_To do_.
Print the entries below in their entirety, exactly as they are written.

_Recorded data_.
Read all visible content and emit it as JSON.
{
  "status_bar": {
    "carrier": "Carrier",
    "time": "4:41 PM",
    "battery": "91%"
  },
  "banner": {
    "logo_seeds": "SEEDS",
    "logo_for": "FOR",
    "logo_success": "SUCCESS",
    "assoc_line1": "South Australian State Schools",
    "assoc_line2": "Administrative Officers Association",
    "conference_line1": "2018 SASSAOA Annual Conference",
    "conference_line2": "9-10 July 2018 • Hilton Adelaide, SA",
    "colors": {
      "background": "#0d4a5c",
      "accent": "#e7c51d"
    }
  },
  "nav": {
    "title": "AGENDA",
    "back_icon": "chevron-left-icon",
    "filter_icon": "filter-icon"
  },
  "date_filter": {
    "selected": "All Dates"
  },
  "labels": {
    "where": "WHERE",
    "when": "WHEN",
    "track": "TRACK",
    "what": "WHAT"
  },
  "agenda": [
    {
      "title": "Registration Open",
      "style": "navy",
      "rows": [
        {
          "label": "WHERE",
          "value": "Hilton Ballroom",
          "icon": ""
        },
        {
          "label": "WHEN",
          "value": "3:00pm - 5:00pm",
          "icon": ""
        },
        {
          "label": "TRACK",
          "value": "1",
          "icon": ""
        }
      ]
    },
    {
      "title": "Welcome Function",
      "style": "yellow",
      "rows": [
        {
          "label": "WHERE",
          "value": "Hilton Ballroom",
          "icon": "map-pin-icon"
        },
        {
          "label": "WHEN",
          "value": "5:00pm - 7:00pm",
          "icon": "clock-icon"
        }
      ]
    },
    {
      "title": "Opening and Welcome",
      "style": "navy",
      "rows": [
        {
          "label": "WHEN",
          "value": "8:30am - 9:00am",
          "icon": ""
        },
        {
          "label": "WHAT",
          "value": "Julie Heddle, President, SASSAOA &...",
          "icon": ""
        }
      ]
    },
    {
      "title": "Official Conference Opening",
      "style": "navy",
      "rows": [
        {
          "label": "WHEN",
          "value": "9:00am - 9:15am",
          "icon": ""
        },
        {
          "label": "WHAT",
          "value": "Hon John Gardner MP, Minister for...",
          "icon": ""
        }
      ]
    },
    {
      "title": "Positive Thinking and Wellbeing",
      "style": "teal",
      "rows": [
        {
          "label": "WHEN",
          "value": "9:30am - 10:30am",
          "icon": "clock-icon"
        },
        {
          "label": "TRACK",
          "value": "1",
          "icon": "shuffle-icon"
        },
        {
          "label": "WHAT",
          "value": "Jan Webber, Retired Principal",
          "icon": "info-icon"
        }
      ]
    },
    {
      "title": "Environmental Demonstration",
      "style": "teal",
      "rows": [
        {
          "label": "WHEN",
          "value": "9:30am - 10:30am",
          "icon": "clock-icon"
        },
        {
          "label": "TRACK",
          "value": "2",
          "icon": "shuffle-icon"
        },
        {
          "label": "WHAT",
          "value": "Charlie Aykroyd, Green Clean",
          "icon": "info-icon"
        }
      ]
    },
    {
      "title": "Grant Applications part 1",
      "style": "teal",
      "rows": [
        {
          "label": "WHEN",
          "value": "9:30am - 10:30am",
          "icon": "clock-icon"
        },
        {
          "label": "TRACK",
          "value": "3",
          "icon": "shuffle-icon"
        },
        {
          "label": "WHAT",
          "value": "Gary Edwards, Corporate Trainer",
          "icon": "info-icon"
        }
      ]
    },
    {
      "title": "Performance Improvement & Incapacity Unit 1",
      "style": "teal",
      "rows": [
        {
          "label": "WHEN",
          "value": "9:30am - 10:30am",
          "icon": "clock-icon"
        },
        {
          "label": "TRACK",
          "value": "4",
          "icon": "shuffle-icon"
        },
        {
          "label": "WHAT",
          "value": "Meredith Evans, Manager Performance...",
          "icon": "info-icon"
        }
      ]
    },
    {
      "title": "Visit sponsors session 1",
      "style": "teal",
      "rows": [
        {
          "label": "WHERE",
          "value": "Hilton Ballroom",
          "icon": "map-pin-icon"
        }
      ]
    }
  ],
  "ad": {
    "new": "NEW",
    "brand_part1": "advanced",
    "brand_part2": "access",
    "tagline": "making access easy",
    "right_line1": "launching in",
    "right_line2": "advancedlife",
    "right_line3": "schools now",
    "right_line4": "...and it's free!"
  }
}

_Output of the task_.
Read all visible content and emit it as JSON.
{
  "status_bar": {
    "carrier": "Carrier",
    "time": "4:41 PM",
    "battery": "91%"
  },
  "banner": {
    "logo_seeds": "SEEDS",
    "logo_for": "FOR",
    "logo_success": "SUCCESS",
    "assoc_line1": "South Australian State Schools",
    "assoc_line2": "Administrative Officers Association",
    "conference_line1": "2018 SASSAOA Annual Conference",
    "conference_line2": "9-10 July 2018 • Hilton Adelaide, SA",
    "colors": {
      "background": "#0d4a5c",
      "accent": "#e7c51d"
    }
  },
  "nav": {
    "title": "AGENDA",
    "back_icon": "chevron-left-icon",
    "filter_icon": "filter-icon"
  },
  "date_filter": {
    "selected": "All Dates"
  },
  "labels": {
    "where": "WHERE",
    "when": "WHEN",
    "track": "TRACK",
    "what": "WHAT"
  },
  "agenda": [
    {
      "title": "Registration Open",
      "style": "navy",
      "rows": [
        {
          "label": "WHERE",
          "value": "Hilton Ballroom",
          "icon": ""
        },
        {
          "label": "WHEN",
          "value": "3:00pm - 5:00pm",
          "icon": ""
        },
        {
          "label": "TRACK",
          "value": "1",
          "icon": ""
        }
      ]
    },
    {
      "title": "Welcome Function",
      "style": "yellow",
      "rows": [
        {
          "label": "WHERE",
          "value": "Hilton Ballroom",
          "icon": "map-pin-icon"
        },
        {
          "label": "WHEN",
          "value": "5:00pm - 7:00pm",
          "icon": "clock-icon"
        }
      ]
    },
    {
      "title": "Opening and Welcome",
      "style": "navy",
      "rows": [
        {
          "label": "WHEN",
          "value": "8:30am - 9:00am",
          "icon": ""
        },
        {
          "label": "WHAT",
          "value": "Julie Heddle, President, SASSAOA &...",
          "icon": ""
        }
      ]
    },
    {
      "title": "Official Conference Opening",
      "style": "navy",
      "rows": [
        {
          "label": "WHEN",
          "value": "9:00am - 9:15am",
          "icon": ""
        },
        {
          "label": "WHAT",
          "value": "Hon John Gardner MP, Minister for...",
          "icon": ""
        }
      ]
    },
    {
      "title": "Positive Thinking and Wellbeing",
      "style": "teal",
      "rows": [
        {
          "label": "WHEN",
          "value": "9:30am - 10:30am",
          "icon": "clock-icon"
        },
        {
          "label": "TRACK",
          "value": "1",
          "icon": "shuffle-icon"
        },
        {
          "label": "WHAT",
          "value": "Jan Webber, Retired Principal",
          "icon": "info-icon"
        }
      ]
    },
    {
      "title": "Environmental Demonstration",
      "style": "teal",
      "rows": [
        {
          "label": "WHEN",
          "value": "9:30am - 10:30am",
          "icon": "clock-icon"
        },
        {
          "label": "TRACK",
          "value": "2",
          "icon": "shuffle-icon"
        },
        {
          "label": "WHAT",
          "value": "Charlie Aykroyd, Green Clean",
          "icon": "info-icon"
        }
      ]
    },
    {
      "title": "Grant Applications part 1",
      "style": "teal",
      "rows": [
        {
          "label": "WHEN",
          "value": "9:30am - 10:30am",
          "icon": "clock-icon"
        },
        {
          "label": "TRACK",
          "value": "3",
          "icon": "shuffle-icon"
        },
        {
          "label": "WHAT",
          "value": "Gary Edwards, Corporate Trainer",
          "icon": "info-icon"
        }
      ]
    },
    {
      "title": "Performance Improvement & Incapacity Unit 1",
      "style": "teal",
      "rows": [
        {
          "label": "WHEN",
          "value": "9:30am - 10:30am",
          "icon": "clock-icon"
        },
        {
          "label": "TRACK",
          "value": "4",
          "icon": "shuffle-icon"
        },
        {
          "label": "WHAT",
          "value": "Meredith Evans, Manager Performance...",
          "icon": "info-icon"
        }
      ]
    },
    {
      "title": "Visit sponsors session 1",
      "style": "teal",
      "rows": [
        {
          "label": "WHERE",
          "value": "Hilton Ballroom",
          "icon": "map-pin-icon"
        }
      ]
    }
  ],
  "ad": {
    "new": "NEW",
    "brand_part1": "advanced",
    "brand_part2": "access",
    "tagline": "making access easy",
    "right_line1": "launching in",
    "right_line2": "advancedlife",
    "right_line3": "schools now",
    "right_line4": "...and it's free!"
  }
}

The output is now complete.